*Given request*
Look for "Asset" in each line of the entries, and return the matching lines.
— START —
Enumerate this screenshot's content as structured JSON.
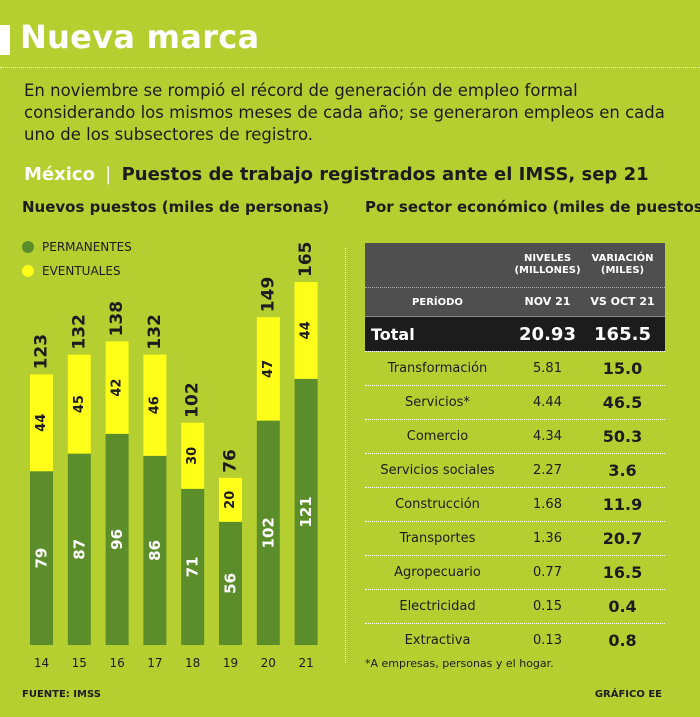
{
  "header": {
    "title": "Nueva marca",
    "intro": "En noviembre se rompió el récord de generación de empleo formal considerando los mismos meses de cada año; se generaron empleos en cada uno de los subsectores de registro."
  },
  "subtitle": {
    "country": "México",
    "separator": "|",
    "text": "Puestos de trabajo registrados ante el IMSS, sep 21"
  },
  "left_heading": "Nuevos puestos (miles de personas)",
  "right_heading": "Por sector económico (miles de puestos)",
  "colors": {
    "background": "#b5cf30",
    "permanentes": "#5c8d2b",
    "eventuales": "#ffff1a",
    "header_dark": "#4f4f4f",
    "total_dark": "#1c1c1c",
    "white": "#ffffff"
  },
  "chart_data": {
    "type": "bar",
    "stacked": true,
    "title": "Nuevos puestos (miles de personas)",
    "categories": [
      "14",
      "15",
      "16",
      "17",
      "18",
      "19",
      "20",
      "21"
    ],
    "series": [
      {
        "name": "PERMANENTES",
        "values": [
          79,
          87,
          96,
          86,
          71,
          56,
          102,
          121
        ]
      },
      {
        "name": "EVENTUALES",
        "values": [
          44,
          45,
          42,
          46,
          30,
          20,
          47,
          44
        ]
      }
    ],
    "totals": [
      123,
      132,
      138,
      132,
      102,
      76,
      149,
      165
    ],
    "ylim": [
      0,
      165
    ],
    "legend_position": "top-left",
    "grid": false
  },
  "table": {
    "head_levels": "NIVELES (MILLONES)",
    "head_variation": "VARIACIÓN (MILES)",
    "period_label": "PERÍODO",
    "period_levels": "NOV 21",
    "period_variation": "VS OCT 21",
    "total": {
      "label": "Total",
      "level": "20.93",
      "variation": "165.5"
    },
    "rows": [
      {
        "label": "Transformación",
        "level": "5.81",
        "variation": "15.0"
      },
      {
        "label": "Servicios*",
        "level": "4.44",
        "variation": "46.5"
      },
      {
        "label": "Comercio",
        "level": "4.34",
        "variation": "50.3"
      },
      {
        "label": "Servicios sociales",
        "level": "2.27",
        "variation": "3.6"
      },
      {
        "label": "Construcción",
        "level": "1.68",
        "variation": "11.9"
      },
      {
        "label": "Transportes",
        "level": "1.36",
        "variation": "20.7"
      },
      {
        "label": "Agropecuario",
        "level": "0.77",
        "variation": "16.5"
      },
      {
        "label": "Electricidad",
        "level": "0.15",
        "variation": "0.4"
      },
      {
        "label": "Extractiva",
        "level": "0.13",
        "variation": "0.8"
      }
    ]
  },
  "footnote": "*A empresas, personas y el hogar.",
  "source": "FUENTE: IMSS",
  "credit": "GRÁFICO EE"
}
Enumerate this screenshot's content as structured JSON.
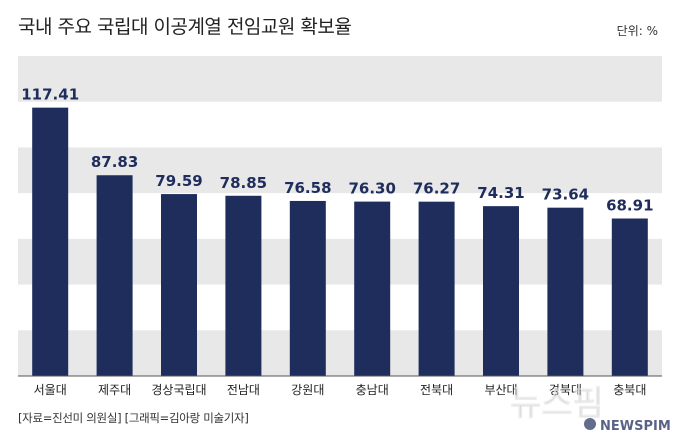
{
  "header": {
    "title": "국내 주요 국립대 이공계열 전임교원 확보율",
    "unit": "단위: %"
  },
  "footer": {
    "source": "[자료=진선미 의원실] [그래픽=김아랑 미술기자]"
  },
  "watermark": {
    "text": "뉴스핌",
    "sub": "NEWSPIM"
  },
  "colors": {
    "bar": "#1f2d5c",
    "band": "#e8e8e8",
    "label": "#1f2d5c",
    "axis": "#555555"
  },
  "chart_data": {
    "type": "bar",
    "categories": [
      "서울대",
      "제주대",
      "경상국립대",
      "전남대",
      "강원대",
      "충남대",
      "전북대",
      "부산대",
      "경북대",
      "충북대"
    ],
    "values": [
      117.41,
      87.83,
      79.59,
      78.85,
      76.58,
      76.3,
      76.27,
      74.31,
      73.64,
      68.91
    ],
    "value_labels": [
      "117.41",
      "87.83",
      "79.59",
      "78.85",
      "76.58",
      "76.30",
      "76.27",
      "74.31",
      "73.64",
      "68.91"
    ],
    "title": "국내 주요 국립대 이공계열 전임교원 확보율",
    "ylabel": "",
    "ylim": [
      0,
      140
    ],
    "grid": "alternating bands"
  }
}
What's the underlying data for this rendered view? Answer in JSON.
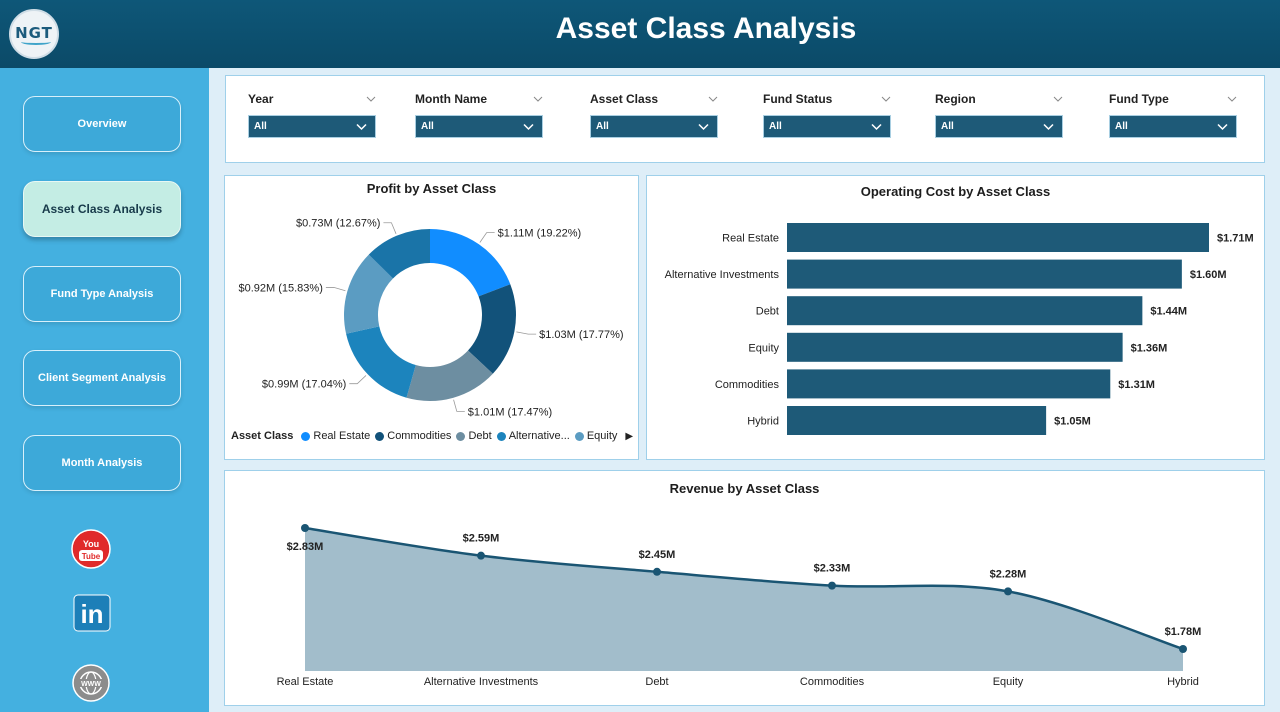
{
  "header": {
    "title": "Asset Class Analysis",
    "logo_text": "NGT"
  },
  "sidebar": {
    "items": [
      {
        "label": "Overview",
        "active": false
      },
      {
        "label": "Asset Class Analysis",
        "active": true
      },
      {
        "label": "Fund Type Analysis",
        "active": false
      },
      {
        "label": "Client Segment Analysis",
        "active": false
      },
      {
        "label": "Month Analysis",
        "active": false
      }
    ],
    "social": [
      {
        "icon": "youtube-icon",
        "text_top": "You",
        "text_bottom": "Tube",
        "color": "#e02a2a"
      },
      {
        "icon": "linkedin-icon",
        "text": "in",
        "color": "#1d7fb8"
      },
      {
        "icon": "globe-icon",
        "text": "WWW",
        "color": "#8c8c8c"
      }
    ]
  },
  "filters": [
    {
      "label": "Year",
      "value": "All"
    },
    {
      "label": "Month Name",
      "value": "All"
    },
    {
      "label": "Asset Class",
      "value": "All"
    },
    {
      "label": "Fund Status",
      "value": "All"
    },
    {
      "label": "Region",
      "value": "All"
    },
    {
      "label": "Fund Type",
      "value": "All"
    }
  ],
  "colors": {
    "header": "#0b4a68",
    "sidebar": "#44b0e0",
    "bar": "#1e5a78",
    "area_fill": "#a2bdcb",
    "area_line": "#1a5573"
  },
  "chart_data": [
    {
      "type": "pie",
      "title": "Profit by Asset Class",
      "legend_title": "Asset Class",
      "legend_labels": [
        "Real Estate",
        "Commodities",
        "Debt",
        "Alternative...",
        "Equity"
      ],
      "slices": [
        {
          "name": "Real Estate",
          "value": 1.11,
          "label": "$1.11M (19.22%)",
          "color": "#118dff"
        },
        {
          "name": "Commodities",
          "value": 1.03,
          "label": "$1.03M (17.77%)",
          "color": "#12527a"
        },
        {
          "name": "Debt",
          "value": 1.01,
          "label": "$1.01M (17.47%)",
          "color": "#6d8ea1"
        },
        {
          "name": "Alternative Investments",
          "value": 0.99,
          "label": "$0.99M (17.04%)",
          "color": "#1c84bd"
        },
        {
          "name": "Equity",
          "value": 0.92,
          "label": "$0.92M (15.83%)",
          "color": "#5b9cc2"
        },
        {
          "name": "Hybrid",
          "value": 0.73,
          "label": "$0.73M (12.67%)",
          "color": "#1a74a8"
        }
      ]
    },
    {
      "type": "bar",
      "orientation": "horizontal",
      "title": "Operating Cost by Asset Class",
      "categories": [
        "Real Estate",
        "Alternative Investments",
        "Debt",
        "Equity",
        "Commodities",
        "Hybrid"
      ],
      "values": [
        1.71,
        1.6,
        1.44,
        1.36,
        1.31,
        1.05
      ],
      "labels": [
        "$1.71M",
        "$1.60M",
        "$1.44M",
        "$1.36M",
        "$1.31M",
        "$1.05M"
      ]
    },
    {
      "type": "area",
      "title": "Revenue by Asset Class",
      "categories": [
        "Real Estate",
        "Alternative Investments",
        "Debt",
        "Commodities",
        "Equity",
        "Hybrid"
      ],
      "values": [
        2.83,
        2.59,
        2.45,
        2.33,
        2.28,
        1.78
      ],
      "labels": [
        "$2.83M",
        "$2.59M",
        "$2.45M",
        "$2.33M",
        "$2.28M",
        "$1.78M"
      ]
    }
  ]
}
— END —
*Complete output*
    "title": "Asset Class Analysis",
        "label": "Asset Class Analysis",
      "label": "Asset Class",
      "title": "Profit by Asset Class",
      "legend_title": "Asset Class",
      "title": "Operating Cost by Asset Class",
      "title": "Revenue by Asset Class",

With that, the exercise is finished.